Provided records ▸
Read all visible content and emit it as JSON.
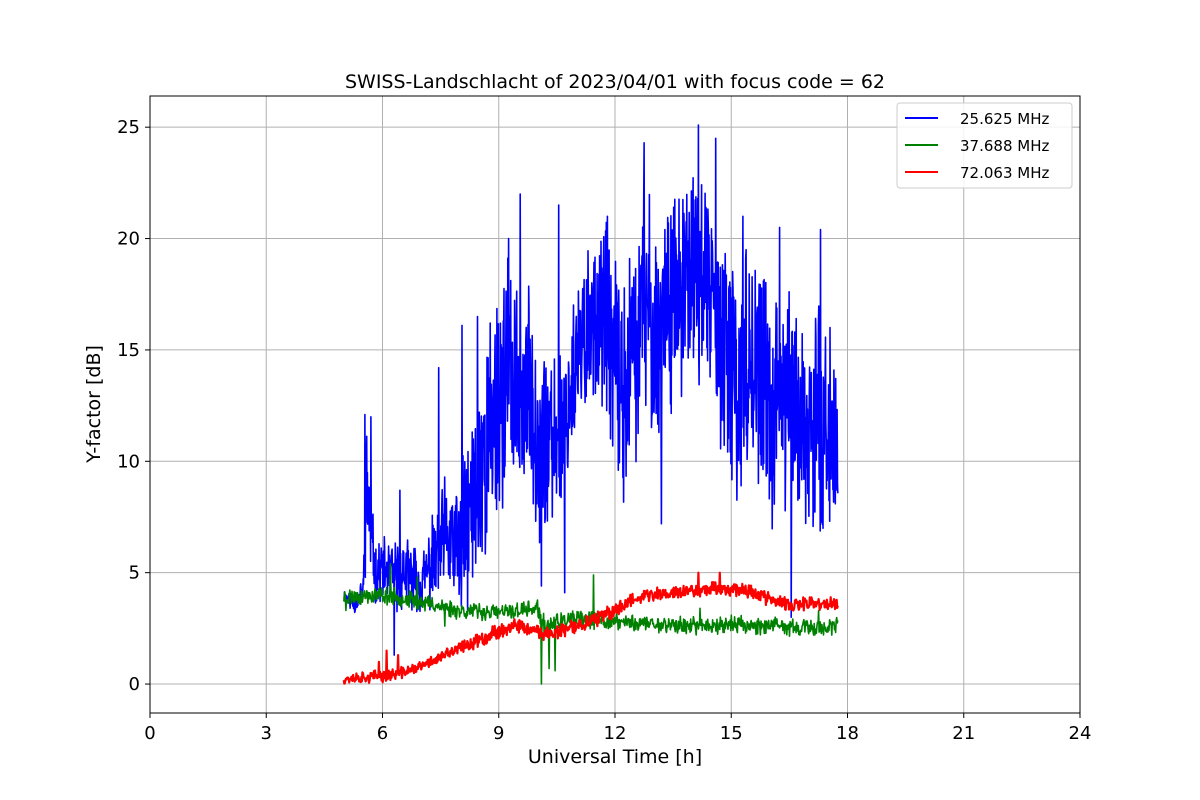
{
  "chart_data": {
    "type": "line",
    "title": "SWISS-Landschlacht of 2023/04/01 with focus code = 62",
    "xlabel": "Universal Time [h]",
    "ylabel": "Y-factor [dB]",
    "xlim": [
      0,
      24
    ],
    "ylim": [
      -1.3,
      26.4
    ],
    "xticks": [
      0,
      3,
      6,
      9,
      12,
      15,
      18,
      21,
      24
    ],
    "yticks": [
      0,
      5,
      10,
      15,
      20,
      25
    ],
    "grid": true,
    "legend_position": "top-right",
    "series": [
      {
        "name": "25.625 MHz",
        "color": "#0000ff",
        "x": [
          5.0,
          5.3,
          5.5,
          5.6,
          5.8,
          6.0,
          6.3,
          6.6,
          7.0,
          7.3,
          7.6,
          8.0,
          8.3,
          8.6,
          8.9,
          9.2,
          9.5,
          9.8,
          10.1,
          10.4,
          10.7,
          11.0,
          11.3,
          11.6,
          11.9,
          12.2,
          12.5,
          12.8,
          13.1,
          13.4,
          13.7,
          14.0,
          14.3,
          14.6,
          14.9,
          15.2,
          15.5,
          15.8,
          16.1,
          16.4,
          16.7,
          17.0,
          17.3,
          17.6,
          17.75
        ],
        "y": [
          4.0,
          3.6,
          4.2,
          9.0,
          5.0,
          5.2,
          4.8,
          5.0,
          4.5,
          5.5,
          6.5,
          6.0,
          8.0,
          10.0,
          12.0,
          14.0,
          12.5,
          13.0,
          11.0,
          10.5,
          12.0,
          14.0,
          16.0,
          17.0,
          15.0,
          13.0,
          15.0,
          17.0,
          15.0,
          18.0,
          17.0,
          19.0,
          18.0,
          17.0,
          14.0,
          13.0,
          15.0,
          13.0,
          12.0,
          13.0,
          12.0,
          11.0,
          12.0,
          11.0,
          10.5
        ],
        "amp": [
          0.2,
          0.4,
          0.5,
          2.5,
          1.0,
          1.0,
          1.2,
          1.2,
          1.0,
          1.5,
          2.0,
          2.5,
          3.5,
          4.0,
          4.0,
          4.0,
          3.5,
          3.5,
          3.5,
          3.0,
          3.0,
          3.0,
          3.0,
          3.0,
          3.5,
          3.5,
          4.0,
          4.0,
          4.0,
          4.0,
          3.5,
          3.5,
          3.5,
          3.5,
          4.0,
          4.0,
          4.0,
          4.0,
          4.0,
          4.0,
          4.0,
          4.0,
          3.5,
          3.5,
          3.0
        ],
        "spikes": [
          [
            5.55,
            12.1
          ],
          [
            5.7,
            12.0
          ],
          [
            6.45,
            8.7
          ],
          [
            6.3,
            1.3
          ],
          [
            7.45,
            14.2
          ],
          [
            8.05,
            16.1
          ],
          [
            8.45,
            16.5
          ],
          [
            9.25,
            20.0
          ],
          [
            9.55,
            22.0
          ],
          [
            10.1,
            4.4
          ],
          [
            10.55,
            21.5
          ],
          [
            10.7,
            4.1
          ],
          [
            11.8,
            21.0
          ],
          [
            12.75,
            24.3
          ],
          [
            13.2,
            7.2
          ],
          [
            14.15,
            25.1
          ],
          [
            14.6,
            24.5
          ],
          [
            15.3,
            21.0
          ],
          [
            16.25,
            20.5
          ],
          [
            16.55,
            3.0
          ],
          [
            17.3,
            20.4
          ]
        ],
        "noise_seed": 11,
        "samples": 1400
      },
      {
        "name": "37.688 MHz",
        "color": "#008000",
        "x": [
          5.0,
          6.0,
          7.0,
          8.0,
          9.0,
          9.5,
          10.0,
          10.15,
          10.5,
          11.0,
          12.0,
          13.0,
          14.0,
          15.0,
          16.0,
          17.0,
          17.75
        ],
        "y": [
          3.9,
          4.0,
          3.7,
          3.3,
          3.2,
          3.3,
          3.4,
          2.6,
          2.8,
          2.9,
          2.8,
          2.7,
          2.6,
          2.7,
          2.6,
          2.5,
          2.6
        ],
        "amp": [
          0.3,
          0.3,
          0.3,
          0.3,
          0.3,
          0.3,
          0.3,
          0.4,
          0.3,
          0.3,
          0.3,
          0.3,
          0.3,
          0.3,
          0.3,
          0.3,
          0.3
        ],
        "spikes": [
          [
            5.05,
            3.3
          ],
          [
            6.2,
            5.4
          ],
          [
            6.9,
            4.8
          ],
          [
            7.6,
            2.6
          ],
          [
            10.1,
            0.0
          ],
          [
            10.3,
            0.7
          ],
          [
            10.45,
            0.6
          ],
          [
            11.45,
            4.9
          ],
          [
            14.2,
            3.4
          ],
          [
            17.25,
            3.3
          ]
        ],
        "noise_seed": 23,
        "samples": 900
      },
      {
        "name": "72.063 MHz",
        "color": "#ff0000",
        "x": [
          5.0,
          5.5,
          6.0,
          6.5,
          7.0,
          7.5,
          8.0,
          8.5,
          9.0,
          9.5,
          10.0,
          10.5,
          11.0,
          11.5,
          12.0,
          12.5,
          13.0,
          13.5,
          14.0,
          14.5,
          15.0,
          15.5,
          16.0,
          16.5,
          17.0,
          17.5,
          17.75
        ],
        "y": [
          0.25,
          0.3,
          0.35,
          0.5,
          0.8,
          1.2,
          1.6,
          2.0,
          2.4,
          2.6,
          2.3,
          2.3,
          2.6,
          2.9,
          3.3,
          3.9,
          4.0,
          4.1,
          4.2,
          4.3,
          4.3,
          4.2,
          3.8,
          3.5,
          3.6,
          3.6,
          3.5
        ],
        "amp": [
          0.2,
          0.2,
          0.2,
          0.2,
          0.2,
          0.2,
          0.25,
          0.25,
          0.25,
          0.25,
          0.25,
          0.25,
          0.25,
          0.25,
          0.25,
          0.25,
          0.25,
          0.25,
          0.25,
          0.25,
          0.25,
          0.25,
          0.25,
          0.25,
          0.25,
          0.25,
          0.25
        ],
        "spikes": [
          [
            5.9,
            1.0
          ],
          [
            6.1,
            1.5
          ],
          [
            6.4,
            1.3
          ],
          [
            14.15,
            5.0
          ],
          [
            14.7,
            5.0
          ]
        ],
        "noise_seed": 37,
        "samples": 900
      }
    ]
  }
}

The task ▸
Each line that has the word "name" should be copied.

Task result ▸
        "name": "25.625 MHz",
        "name": "37.688 MHz",
        "name": "72.063 MHz",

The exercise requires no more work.